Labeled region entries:
↓
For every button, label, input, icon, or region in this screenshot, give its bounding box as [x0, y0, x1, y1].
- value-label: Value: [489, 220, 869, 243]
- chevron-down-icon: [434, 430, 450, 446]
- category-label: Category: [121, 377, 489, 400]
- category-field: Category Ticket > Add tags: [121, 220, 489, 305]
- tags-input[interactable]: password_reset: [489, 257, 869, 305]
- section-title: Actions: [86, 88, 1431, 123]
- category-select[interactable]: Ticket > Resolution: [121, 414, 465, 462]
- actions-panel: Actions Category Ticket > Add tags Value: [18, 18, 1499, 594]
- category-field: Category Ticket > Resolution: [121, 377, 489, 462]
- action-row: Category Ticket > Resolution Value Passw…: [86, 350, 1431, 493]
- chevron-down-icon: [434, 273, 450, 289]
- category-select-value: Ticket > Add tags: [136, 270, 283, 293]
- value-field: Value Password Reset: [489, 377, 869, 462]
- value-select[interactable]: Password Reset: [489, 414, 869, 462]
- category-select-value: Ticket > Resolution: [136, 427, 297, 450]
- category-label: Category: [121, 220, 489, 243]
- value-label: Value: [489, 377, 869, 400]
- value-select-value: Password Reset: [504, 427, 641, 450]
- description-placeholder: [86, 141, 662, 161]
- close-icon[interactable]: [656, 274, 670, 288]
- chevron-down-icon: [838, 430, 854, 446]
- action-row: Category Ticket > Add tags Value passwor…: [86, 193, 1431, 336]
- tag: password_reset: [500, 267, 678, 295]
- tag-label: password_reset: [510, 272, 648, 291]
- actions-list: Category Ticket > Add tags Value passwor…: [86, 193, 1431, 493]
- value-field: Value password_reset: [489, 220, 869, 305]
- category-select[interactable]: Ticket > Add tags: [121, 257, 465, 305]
↑
WHAT IS ASKED ->
Rewrite the records above, replacing every "chevron-down-icon" with "dropdown-arrow-icon" and leaving everything else unchanged.

RESULT OF THIS TASK ->
For every button, label, input, icon, or region in this screenshot, give its bounding box as [x0, y0, x1, y1].
- value-label: Value: [489, 220, 869, 243]
- dropdown-arrow-icon: [434, 430, 450, 446]
- category-label: Category: [121, 377, 489, 400]
- category-field: Category Ticket > Add tags: [121, 220, 489, 305]
- tags-input[interactable]: password_reset: [489, 257, 869, 305]
- section-title: Actions: [86, 88, 1431, 123]
- category-select[interactable]: Ticket > Resolution: [121, 414, 465, 462]
- actions-panel: Actions Category Ticket > Add tags Value: [18, 18, 1499, 594]
- category-field: Category Ticket > Resolution: [121, 377, 489, 462]
- action-row: Category Ticket > Resolution Value Passw…: [86, 350, 1431, 493]
- dropdown-arrow-icon: [434, 273, 450, 289]
- category-select-value: Ticket > Add tags: [136, 270, 283, 293]
- value-field: Value Password Reset: [489, 377, 869, 462]
- value-select[interactable]: Password Reset: [489, 414, 869, 462]
- category-select-value: Ticket > Resolution: [136, 427, 297, 450]
- category-label: Category: [121, 220, 489, 243]
- value-label: Value: [489, 377, 869, 400]
- value-select-value: Password Reset: [504, 427, 641, 450]
- description-placeholder: [86, 141, 662, 161]
- close-icon[interactable]: [656, 274, 670, 288]
- dropdown-arrow-icon: [838, 430, 854, 446]
- action-row: Category Ticket > Add tags Value passwor…: [86, 193, 1431, 336]
- tag: password_reset: [500, 267, 678, 295]
- tag-label: password_reset: [510, 272, 648, 291]
- actions-list: Category Ticket > Add tags Value passwor…: [86, 193, 1431, 493]
- value-field: Value password_reset: [489, 220, 869, 305]
- category-select[interactable]: Ticket > Add tags: [121, 257, 465, 305]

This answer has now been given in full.